======== Exercise materials

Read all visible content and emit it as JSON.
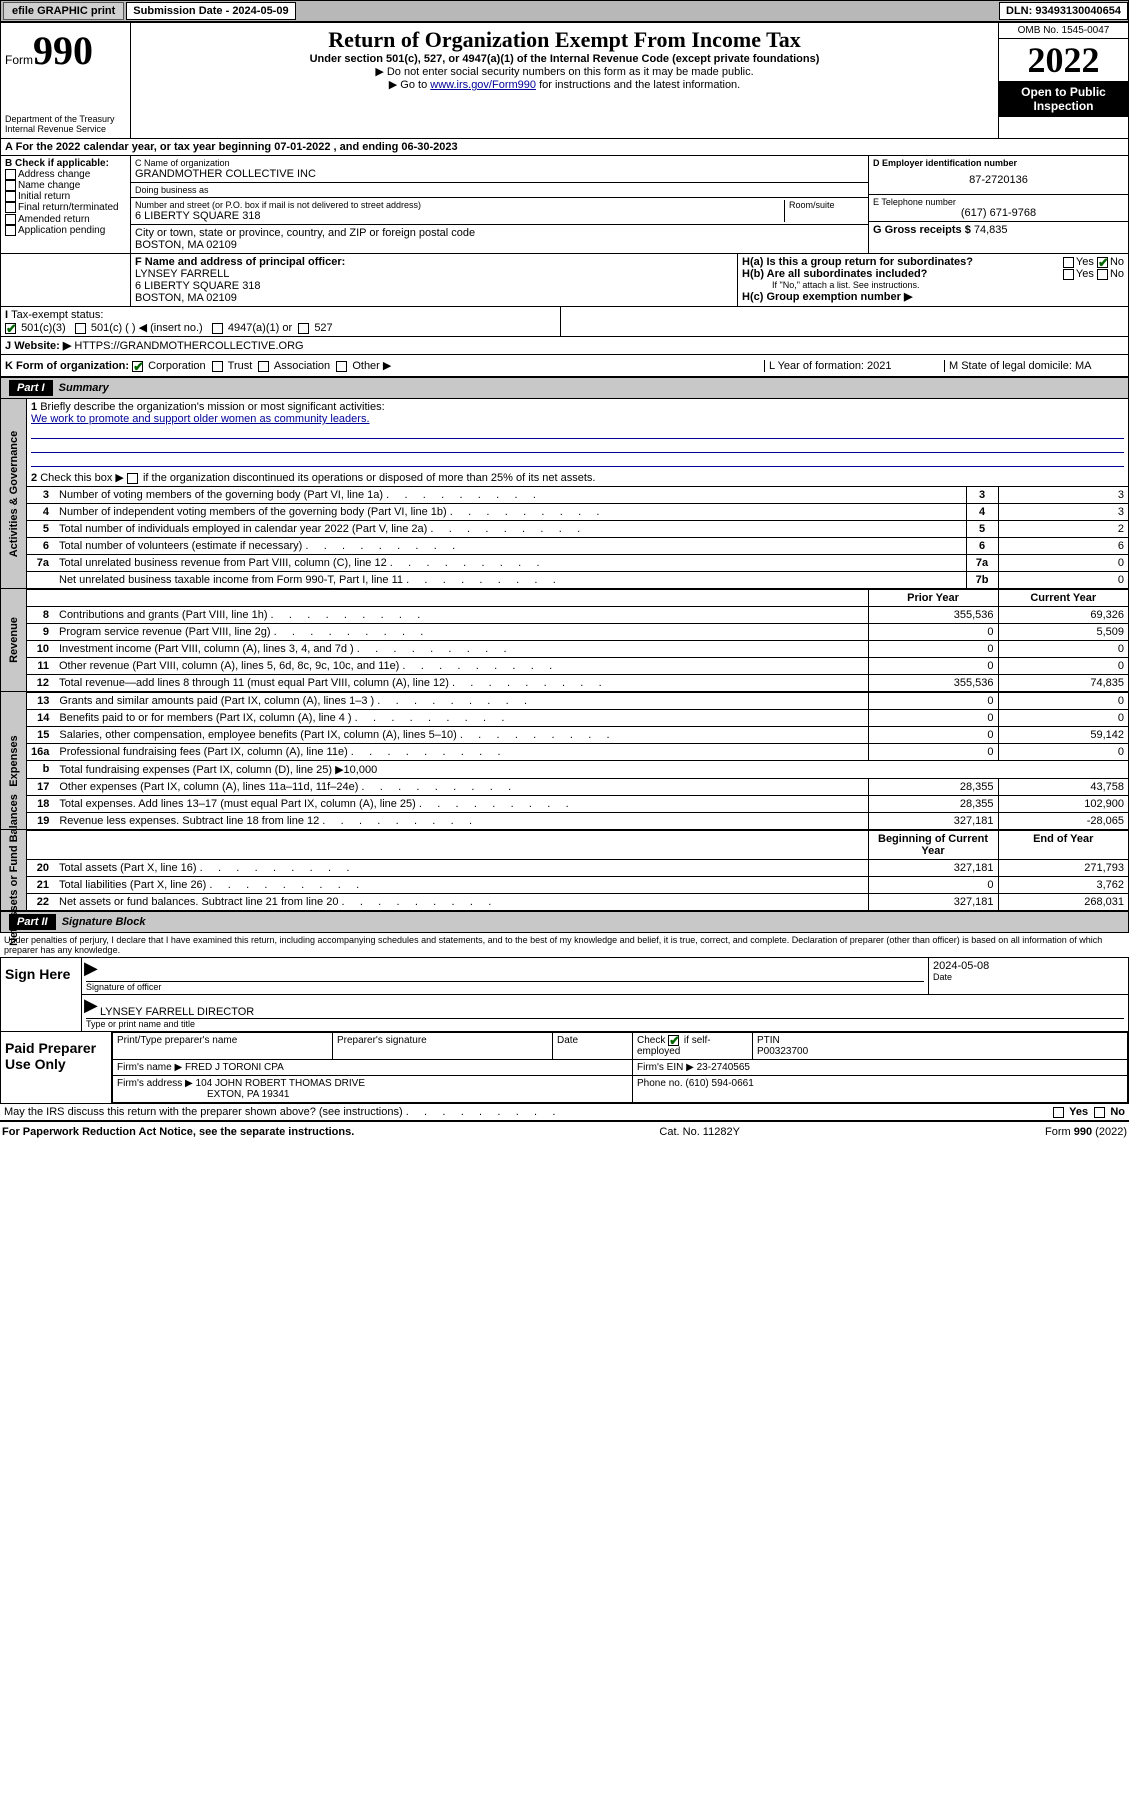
{
  "topbar": {
    "efile": "efile GRAPHIC print",
    "subdate_lbl": "Submission Date - 2024-05-09",
    "dln": "DLN: 93493130040654"
  },
  "header": {
    "form_word": "Form",
    "form_num": "990",
    "dept": "Department of the Treasury Internal Revenue Service",
    "title": "Return of Organization Exempt From Income Tax",
    "sub": "Under section 501(c), 527, or 4947(a)(1) of the Internal Revenue Code (except private foundations)",
    "note1": "▶ Do not enter social security numbers on this form as it may be made public.",
    "note2_pre": "▶ Go to ",
    "note2_link": "www.irs.gov/Form990",
    "note2_post": " for instructions and the latest information.",
    "omb": "OMB No. 1545-0047",
    "year": "2022",
    "open": "Open to Public Inspection"
  },
  "line_a": "For the 2022 calendar year, or tax year beginning 07-01-2022     , and ending 06-30-2023",
  "col_b": {
    "hdr": "B Check if applicable:",
    "items": [
      "Address change",
      "Name change",
      "Initial return",
      "Final return/terminated",
      "Amended return",
      "Application pending"
    ]
  },
  "col_c": {
    "name_lbl": "C Name of organization",
    "name": "GRANDMOTHER COLLECTIVE INC",
    "dba_lbl": "Doing business as",
    "dba": "",
    "street_lbl": "Number and street (or P.O. box if mail is not delivered to street address)",
    "room_lbl": "Room/suite",
    "street": "6 LIBERTY SQUARE 318",
    "city_lbl": "City or town, state or province, country, and ZIP or foreign postal code",
    "city": "BOSTON, MA  02109"
  },
  "col_d": {
    "ein_lbl": "D Employer identification number",
    "ein": "87-2720136",
    "phone_lbl": "E Telephone number",
    "phone": "(617) 671-9768",
    "gross_lbl": "G Gross receipts $",
    "gross": "74,835"
  },
  "line_f": {
    "lbl": "F  Name and address of principal officer:",
    "name": "LYNSEY FARRELL",
    "addr1": "6 LIBERTY SQUARE 318",
    "addr2": "BOSTON, MA  02109"
  },
  "line_h": {
    "ha": "H(a)  Is this a group return for subordinates?",
    "hb": "H(b)  Are all subordinates included?",
    "hb_note": "If \"No,\" attach a list. See instructions.",
    "hc": "H(c)  Group exemption number ▶",
    "yes": "Yes",
    "no": "No"
  },
  "line_i": {
    "lbl": "Tax-exempt status:",
    "c3": "501(c)(3)",
    "c": "501(c) (   ) ◀ (insert no.)",
    "a1": "4947(a)(1) or",
    "s527": "527"
  },
  "line_j": {
    "lbl": "Website: ▶",
    "val": "HTTPS://GRANDMOTHERCOLLECTIVE.ORG"
  },
  "line_k": {
    "lbl": "K Form of organization:",
    "corp": "Corporation",
    "trust": "Trust",
    "assoc": "Association",
    "other": "Other ▶"
  },
  "line_l": {
    "lbl": "L Year of formation: 2021"
  },
  "line_m": {
    "lbl": "M State of legal domicile: MA"
  },
  "part1": {
    "hdr": "Part I",
    "title": "Summary",
    "q1": "Briefly describe the organization's mission or most significant activities:",
    "mission": "We work to promote and support older women as community leaders.",
    "q2": "Check this box ▶",
    "q2b": "if the organization discontinued its operations or disposed of more than 25% of its net assets.",
    "rows_gov": [
      {
        "n": "3",
        "t": "Number of voting members of the governing body (Part VI, line 1a)",
        "l": "3",
        "v": "3"
      },
      {
        "n": "4",
        "t": "Number of independent voting members of the governing body (Part VI, line 1b)",
        "l": "4",
        "v": "3"
      },
      {
        "n": "5",
        "t": "Total number of individuals employed in calendar year 2022 (Part V, line 2a)",
        "l": "5",
        "v": "2"
      },
      {
        "n": "6",
        "t": "Total number of volunteers (estimate if necessary)",
        "l": "6",
        "v": "6"
      },
      {
        "n": "7a",
        "t": "Total unrelated business revenue from Part VIII, column (C), line 12",
        "l": "7a",
        "v": "0"
      },
      {
        "n": "",
        "t": "Net unrelated business taxable income from Form 990-T, Part I, line 11",
        "l": "7b",
        "v": "0"
      }
    ],
    "col_prior": "Prior Year",
    "col_curr": "Current Year",
    "rows_rev": [
      {
        "n": "8",
        "t": "Contributions and grants (Part VIII, line 1h)",
        "p": "355,536",
        "c": "69,326"
      },
      {
        "n": "9",
        "t": "Program service revenue (Part VIII, line 2g)",
        "p": "0",
        "c": "5,509"
      },
      {
        "n": "10",
        "t": "Investment income (Part VIII, column (A), lines 3, 4, and 7d )",
        "p": "0",
        "c": "0"
      },
      {
        "n": "11",
        "t": "Other revenue (Part VIII, column (A), lines 5, 6d, 8c, 9c, 10c, and 11e)",
        "p": "0",
        "c": "0"
      },
      {
        "n": "12",
        "t": "Total revenue—add lines 8 through 11 (must equal Part VIII, column (A), line 12)",
        "p": "355,536",
        "c": "74,835"
      }
    ],
    "rows_exp": [
      {
        "n": "13",
        "t": "Grants and similar amounts paid (Part IX, column (A), lines 1–3 )",
        "p": "0",
        "c": "0"
      },
      {
        "n": "14",
        "t": "Benefits paid to or for members (Part IX, column (A), line 4 )",
        "p": "0",
        "c": "0"
      },
      {
        "n": "15",
        "t": "Salaries, other compensation, employee benefits (Part IX, column (A), lines 5–10)",
        "p": "0",
        "c": "59,142"
      },
      {
        "n": "16a",
        "t": "Professional fundraising fees (Part IX, column (A), line 11e)",
        "p": "0",
        "c": "0"
      },
      {
        "n": "b",
        "t": "Total fundraising expenses (Part IX, column (D), line 25) ▶10,000",
        "p": "",
        "c": ""
      },
      {
        "n": "17",
        "t": "Other expenses (Part IX, column (A), lines 11a–11d, 11f–24e)",
        "p": "28,355",
        "c": "43,758"
      },
      {
        "n": "18",
        "t": "Total expenses. Add lines 13–17 (must equal Part IX, column (A), line 25)",
        "p": "28,355",
        "c": "102,900"
      },
      {
        "n": "19",
        "t": "Revenue less expenses. Subtract line 18 from line 12",
        "p": "327,181",
        "c": "-28,065"
      }
    ],
    "col_beg": "Beginning of Current Year",
    "col_end": "End of Year",
    "rows_net": [
      {
        "n": "20",
        "t": "Total assets (Part X, line 16)",
        "p": "327,181",
        "c": "271,793"
      },
      {
        "n": "21",
        "t": "Total liabilities (Part X, line 26)",
        "p": "0",
        "c": "3,762"
      },
      {
        "n": "22",
        "t": "Net assets or fund balances. Subtract line 21 from line 20",
        "p": "327,181",
        "c": "268,031"
      }
    ],
    "vtabs": {
      "gov": "Activities & Governance",
      "rev": "Revenue",
      "exp": "Expenses",
      "net": "Net Assets or Fund Balances"
    }
  },
  "part2": {
    "hdr": "Part II",
    "title": "Signature Block",
    "decl": "Under penalties of perjury, I declare that I have examined this return, including accompanying schedules and statements, and to the best of my knowledge and belief, it is true, correct, and complete. Declaration of preparer (other than officer) is based on all information of which preparer has any knowledge.",
    "sign_here": "Sign Here",
    "sig_officer": "Signature of officer",
    "sig_date": "2024-05-08",
    "date_lbl": "Date",
    "officer_name": "LYNSEY FARRELL  DIRECTOR",
    "officer_lbl": "Type or print name and title",
    "paid": "Paid Preparer Use Only",
    "pp_name_lbl": "Print/Type preparer's name",
    "pp_sig_lbl": "Preparer's signature",
    "pp_date_lbl": "Date",
    "pp_check": "Check",
    "pp_self": "if self-employed",
    "ptin_lbl": "PTIN",
    "ptin": "P00323700",
    "firm_name_lbl": "Firm's name    ▶",
    "firm_name": "FRED J TORONI CPA",
    "firm_ein_lbl": "Firm's EIN ▶",
    "firm_ein": "23-2740565",
    "firm_addr_lbl": "Firm's address ▶",
    "firm_addr1": "104 JOHN ROBERT THOMAS DRIVE",
    "firm_addr2": "EXTON, PA  19341",
    "firm_phone_lbl": "Phone no.",
    "firm_phone": "(610) 594-0661",
    "discuss": "May the IRS discuss this return with the preparer shown above? (see instructions)"
  },
  "footer": {
    "left": "For Paperwork Reduction Act Notice, see the separate instructions.",
    "mid": "Cat. No. 11282Y",
    "right": "Form 990 (2022)"
  }
}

================

__Written problem__
Using the records given above, list every line that includes the word "Check".

__Result of this exercise__
    "hdr": "B Check if applicable:",
    "q2": "Check this box ▶",
    "pp_check": "Check",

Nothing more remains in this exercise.